Find the lines with the string "name" and return them.
=== Input ===
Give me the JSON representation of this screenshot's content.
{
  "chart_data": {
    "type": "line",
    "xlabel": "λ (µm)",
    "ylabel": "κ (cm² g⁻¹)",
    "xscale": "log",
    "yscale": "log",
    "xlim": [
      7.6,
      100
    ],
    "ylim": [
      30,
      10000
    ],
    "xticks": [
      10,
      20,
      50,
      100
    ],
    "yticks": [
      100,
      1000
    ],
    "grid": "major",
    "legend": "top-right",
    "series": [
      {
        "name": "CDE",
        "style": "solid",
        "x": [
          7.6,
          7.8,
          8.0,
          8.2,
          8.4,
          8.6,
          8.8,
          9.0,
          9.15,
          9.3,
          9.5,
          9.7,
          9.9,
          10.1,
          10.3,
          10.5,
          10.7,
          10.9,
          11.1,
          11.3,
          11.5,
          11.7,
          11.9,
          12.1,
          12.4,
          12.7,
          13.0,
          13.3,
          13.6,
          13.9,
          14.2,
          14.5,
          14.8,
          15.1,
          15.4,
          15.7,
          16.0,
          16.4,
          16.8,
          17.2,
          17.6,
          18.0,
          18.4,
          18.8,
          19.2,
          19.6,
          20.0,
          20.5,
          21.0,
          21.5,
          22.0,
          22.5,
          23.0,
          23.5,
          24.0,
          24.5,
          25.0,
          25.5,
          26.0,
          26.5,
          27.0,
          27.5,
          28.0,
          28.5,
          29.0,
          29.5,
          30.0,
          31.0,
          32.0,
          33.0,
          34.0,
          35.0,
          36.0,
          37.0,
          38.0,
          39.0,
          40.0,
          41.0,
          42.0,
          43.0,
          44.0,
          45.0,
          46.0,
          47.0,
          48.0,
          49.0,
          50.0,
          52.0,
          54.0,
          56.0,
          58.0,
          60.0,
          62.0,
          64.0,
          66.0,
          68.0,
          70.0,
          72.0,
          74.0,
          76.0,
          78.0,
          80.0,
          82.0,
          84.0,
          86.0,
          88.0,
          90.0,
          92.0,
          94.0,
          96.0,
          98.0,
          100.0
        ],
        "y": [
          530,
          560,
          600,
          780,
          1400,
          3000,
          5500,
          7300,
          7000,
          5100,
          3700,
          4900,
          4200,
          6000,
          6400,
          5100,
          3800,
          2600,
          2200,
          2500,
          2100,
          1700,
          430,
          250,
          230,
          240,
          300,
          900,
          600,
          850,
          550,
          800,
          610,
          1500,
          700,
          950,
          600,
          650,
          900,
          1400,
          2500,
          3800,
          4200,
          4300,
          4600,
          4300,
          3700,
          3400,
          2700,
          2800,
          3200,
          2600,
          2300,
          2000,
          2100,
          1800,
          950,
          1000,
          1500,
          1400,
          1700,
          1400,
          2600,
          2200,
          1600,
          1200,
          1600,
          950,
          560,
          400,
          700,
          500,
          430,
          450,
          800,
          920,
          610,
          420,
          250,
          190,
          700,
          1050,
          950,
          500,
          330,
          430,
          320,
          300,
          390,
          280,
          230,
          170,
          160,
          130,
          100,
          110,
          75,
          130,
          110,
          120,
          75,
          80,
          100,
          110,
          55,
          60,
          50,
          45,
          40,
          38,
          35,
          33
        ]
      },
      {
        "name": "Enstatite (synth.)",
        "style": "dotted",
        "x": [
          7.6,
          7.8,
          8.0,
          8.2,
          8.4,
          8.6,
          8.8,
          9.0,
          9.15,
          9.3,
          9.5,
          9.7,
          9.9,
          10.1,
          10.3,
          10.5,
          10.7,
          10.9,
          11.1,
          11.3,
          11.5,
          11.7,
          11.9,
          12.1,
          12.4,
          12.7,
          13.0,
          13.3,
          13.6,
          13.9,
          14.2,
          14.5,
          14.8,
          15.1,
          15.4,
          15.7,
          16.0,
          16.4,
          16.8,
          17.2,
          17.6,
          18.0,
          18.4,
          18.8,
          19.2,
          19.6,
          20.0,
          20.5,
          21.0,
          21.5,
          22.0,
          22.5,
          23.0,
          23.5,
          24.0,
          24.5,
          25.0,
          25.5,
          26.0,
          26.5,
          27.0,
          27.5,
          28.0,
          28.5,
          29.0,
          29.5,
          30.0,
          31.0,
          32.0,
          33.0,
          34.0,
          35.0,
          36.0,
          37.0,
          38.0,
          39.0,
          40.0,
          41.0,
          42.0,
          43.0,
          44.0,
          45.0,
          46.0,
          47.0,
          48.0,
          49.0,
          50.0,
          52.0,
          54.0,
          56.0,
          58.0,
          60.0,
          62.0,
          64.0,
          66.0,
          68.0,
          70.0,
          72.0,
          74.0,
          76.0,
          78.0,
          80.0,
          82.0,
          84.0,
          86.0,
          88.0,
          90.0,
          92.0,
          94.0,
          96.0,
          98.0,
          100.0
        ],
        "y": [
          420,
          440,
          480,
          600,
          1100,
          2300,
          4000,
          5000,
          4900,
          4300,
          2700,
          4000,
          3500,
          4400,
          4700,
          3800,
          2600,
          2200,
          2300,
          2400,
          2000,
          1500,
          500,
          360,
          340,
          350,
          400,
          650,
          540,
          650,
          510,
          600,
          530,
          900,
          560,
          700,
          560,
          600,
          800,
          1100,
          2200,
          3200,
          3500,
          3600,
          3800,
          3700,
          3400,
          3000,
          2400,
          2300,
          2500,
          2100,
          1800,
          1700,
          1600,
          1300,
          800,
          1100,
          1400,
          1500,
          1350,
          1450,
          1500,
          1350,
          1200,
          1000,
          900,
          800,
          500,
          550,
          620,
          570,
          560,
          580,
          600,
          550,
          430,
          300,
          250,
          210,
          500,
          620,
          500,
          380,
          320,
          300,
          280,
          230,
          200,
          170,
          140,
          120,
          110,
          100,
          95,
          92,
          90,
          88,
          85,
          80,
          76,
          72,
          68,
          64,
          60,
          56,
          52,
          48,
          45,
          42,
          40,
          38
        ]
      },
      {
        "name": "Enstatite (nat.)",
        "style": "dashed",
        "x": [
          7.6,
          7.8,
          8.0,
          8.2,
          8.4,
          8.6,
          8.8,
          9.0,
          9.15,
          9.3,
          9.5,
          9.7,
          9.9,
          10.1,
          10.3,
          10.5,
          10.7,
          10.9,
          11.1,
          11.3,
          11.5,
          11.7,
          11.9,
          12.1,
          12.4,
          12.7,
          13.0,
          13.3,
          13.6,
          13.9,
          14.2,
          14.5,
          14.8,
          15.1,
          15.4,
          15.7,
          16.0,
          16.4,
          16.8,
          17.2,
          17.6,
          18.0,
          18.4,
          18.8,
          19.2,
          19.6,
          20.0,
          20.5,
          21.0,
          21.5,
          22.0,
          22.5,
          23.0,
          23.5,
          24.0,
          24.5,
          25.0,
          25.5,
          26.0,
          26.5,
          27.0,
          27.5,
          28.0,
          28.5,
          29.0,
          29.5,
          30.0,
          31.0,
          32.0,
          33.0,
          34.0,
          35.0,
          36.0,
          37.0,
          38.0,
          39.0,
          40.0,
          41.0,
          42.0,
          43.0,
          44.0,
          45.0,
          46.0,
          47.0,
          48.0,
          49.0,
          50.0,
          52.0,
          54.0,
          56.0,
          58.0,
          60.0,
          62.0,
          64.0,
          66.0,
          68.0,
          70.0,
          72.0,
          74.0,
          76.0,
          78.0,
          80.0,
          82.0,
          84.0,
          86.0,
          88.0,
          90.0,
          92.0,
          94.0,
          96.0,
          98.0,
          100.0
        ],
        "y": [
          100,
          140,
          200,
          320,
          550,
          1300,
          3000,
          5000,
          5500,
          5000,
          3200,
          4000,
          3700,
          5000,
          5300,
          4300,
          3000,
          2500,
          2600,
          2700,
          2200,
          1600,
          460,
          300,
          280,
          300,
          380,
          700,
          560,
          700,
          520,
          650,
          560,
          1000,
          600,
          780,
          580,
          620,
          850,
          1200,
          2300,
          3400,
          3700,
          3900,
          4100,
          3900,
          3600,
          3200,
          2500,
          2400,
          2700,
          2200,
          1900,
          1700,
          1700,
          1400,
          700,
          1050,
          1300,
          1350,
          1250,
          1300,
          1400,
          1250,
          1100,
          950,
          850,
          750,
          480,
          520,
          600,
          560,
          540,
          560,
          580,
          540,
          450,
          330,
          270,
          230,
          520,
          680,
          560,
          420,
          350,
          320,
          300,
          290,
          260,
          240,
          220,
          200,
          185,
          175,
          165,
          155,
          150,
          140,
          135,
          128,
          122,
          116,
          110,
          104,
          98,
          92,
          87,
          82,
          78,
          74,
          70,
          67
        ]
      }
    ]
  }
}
===
Solution:
        "name": "CDE",
        "name": "Enstatite (synth.)",
        "name": "Enstatite (nat.)",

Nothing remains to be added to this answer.